YOUR GOAL
Reproduce every entry exactly and leave its pictures out.

- - - -

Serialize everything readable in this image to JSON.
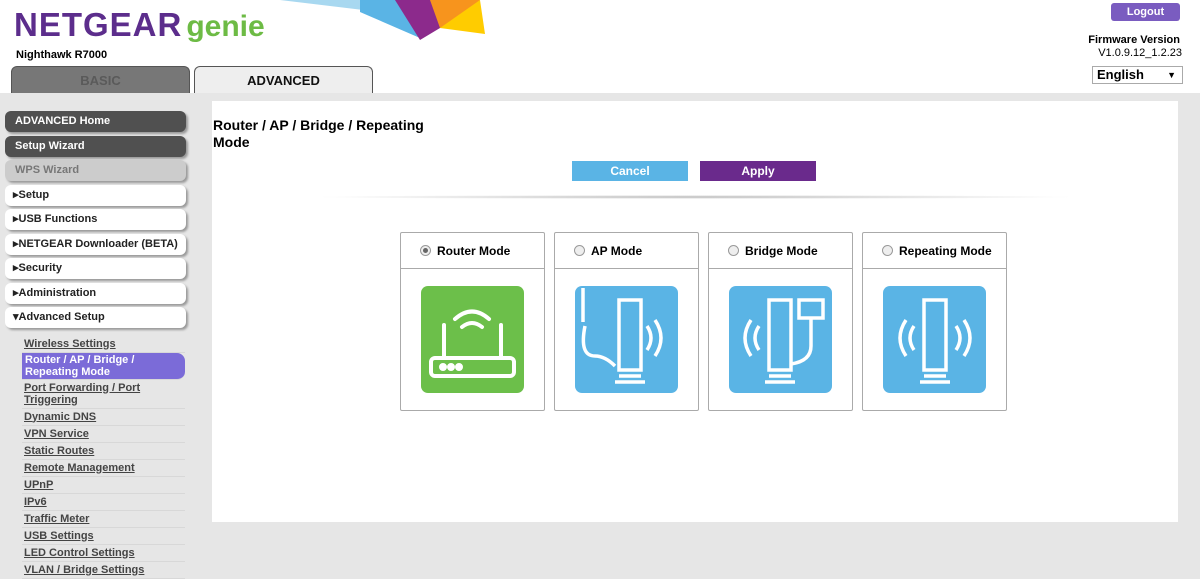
{
  "header": {
    "brand": "NETGEAR",
    "brand_suffix": "genie",
    "model": "Nighthawk R7000",
    "logout": "Logout",
    "firmware_label": "Firmware Version",
    "firmware_version": "V1.0.9.12_1.2.23",
    "language": "English"
  },
  "tabs": [
    {
      "label": "BASIC"
    },
    {
      "label": "ADVANCED"
    }
  ],
  "sidebar": {
    "buttons": [
      {
        "label": "ADVANCED Home"
      },
      {
        "label": "Setup Wizard"
      },
      {
        "label": "WPS Wizard"
      }
    ],
    "sections": [
      {
        "label": "Setup"
      },
      {
        "label": "USB Functions"
      },
      {
        "label": "NETGEAR Downloader (BETA)"
      },
      {
        "label": "Security"
      },
      {
        "label": "Administration"
      },
      {
        "label": "Advanced Setup"
      }
    ],
    "subitems": [
      {
        "label": "Wireless Settings"
      },
      {
        "label": "Router / AP / Bridge / Repeating Mode"
      },
      {
        "label": "Port Forwarding / Port Triggering"
      },
      {
        "label": "Dynamic DNS"
      },
      {
        "label": "VPN Service"
      },
      {
        "label": "Static Routes"
      },
      {
        "label": "Remote Management"
      },
      {
        "label": "UPnP"
      },
      {
        "label": "IPv6"
      },
      {
        "label": "Traffic Meter"
      },
      {
        "label": "USB Settings"
      },
      {
        "label": "LED Control Settings"
      },
      {
        "label": "VLAN / Bridge Settings"
      }
    ]
  },
  "main": {
    "title": "Router / AP / Bridge / Repeating Mode",
    "cancel": "Cancel",
    "apply": "Apply",
    "modes": [
      {
        "label": "Router Mode",
        "selected": true,
        "color": "#6cbf4a"
      },
      {
        "label": "AP Mode",
        "selected": false,
        "color": "#5ab4e5"
      },
      {
        "label": "Bridge Mode",
        "selected": false,
        "color": "#5ab4e5"
      },
      {
        "label": "Repeating Mode",
        "selected": false,
        "color": "#5ab4e5"
      }
    ]
  }
}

- - - -

SOLUTION FOR THIS TASK
Serialize everything readable in this image to JSON.
{
  "header": {
    "brand": "NETGEAR",
    "brand_suffix": "genie",
    "model": "Nighthawk R7000",
    "logout": "Logout",
    "firmware_label": "Firmware Version",
    "firmware_version": "V1.0.9.12_1.2.23",
    "language": "English"
  },
  "tabs": [
    {
      "label": "BASIC"
    },
    {
      "label": "ADVANCED"
    }
  ],
  "sidebar": {
    "buttons": [
      {
        "label": "ADVANCED Home"
      },
      {
        "label": "Setup Wizard"
      },
      {
        "label": "WPS Wizard"
      }
    ],
    "sections": [
      {
        "label": "Setup"
      },
      {
        "label": "USB Functions"
      },
      {
        "label": "NETGEAR Downloader (BETA)"
      },
      {
        "label": "Security"
      },
      {
        "label": "Administration"
      },
      {
        "label": "Advanced Setup"
      }
    ],
    "subitems": [
      {
        "label": "Wireless Settings"
      },
      {
        "label": "Router / AP / Bridge / Repeating Mode"
      },
      {
        "label": "Port Forwarding / Port Triggering"
      },
      {
        "label": "Dynamic DNS"
      },
      {
        "label": "VPN Service"
      },
      {
        "label": "Static Routes"
      },
      {
        "label": "Remote Management"
      },
      {
        "label": "UPnP"
      },
      {
        "label": "IPv6"
      },
      {
        "label": "Traffic Meter"
      },
      {
        "label": "USB Settings"
      },
      {
        "label": "LED Control Settings"
      },
      {
        "label": "VLAN / Bridge Settings"
      }
    ]
  },
  "main": {
    "title": "Router / AP / Bridge / Repeating Mode",
    "cancel": "Cancel",
    "apply": "Apply",
    "modes": [
      {
        "label": "Router Mode",
        "selected": true,
        "color": "#6cbf4a"
      },
      {
        "label": "AP Mode",
        "selected": false,
        "color": "#5ab4e5"
      },
      {
        "label": "Bridge Mode",
        "selected": false,
        "color": "#5ab4e5"
      },
      {
        "label": "Repeating Mode",
        "selected": false,
        "color": "#5ab4e5"
      }
    ]
  }
}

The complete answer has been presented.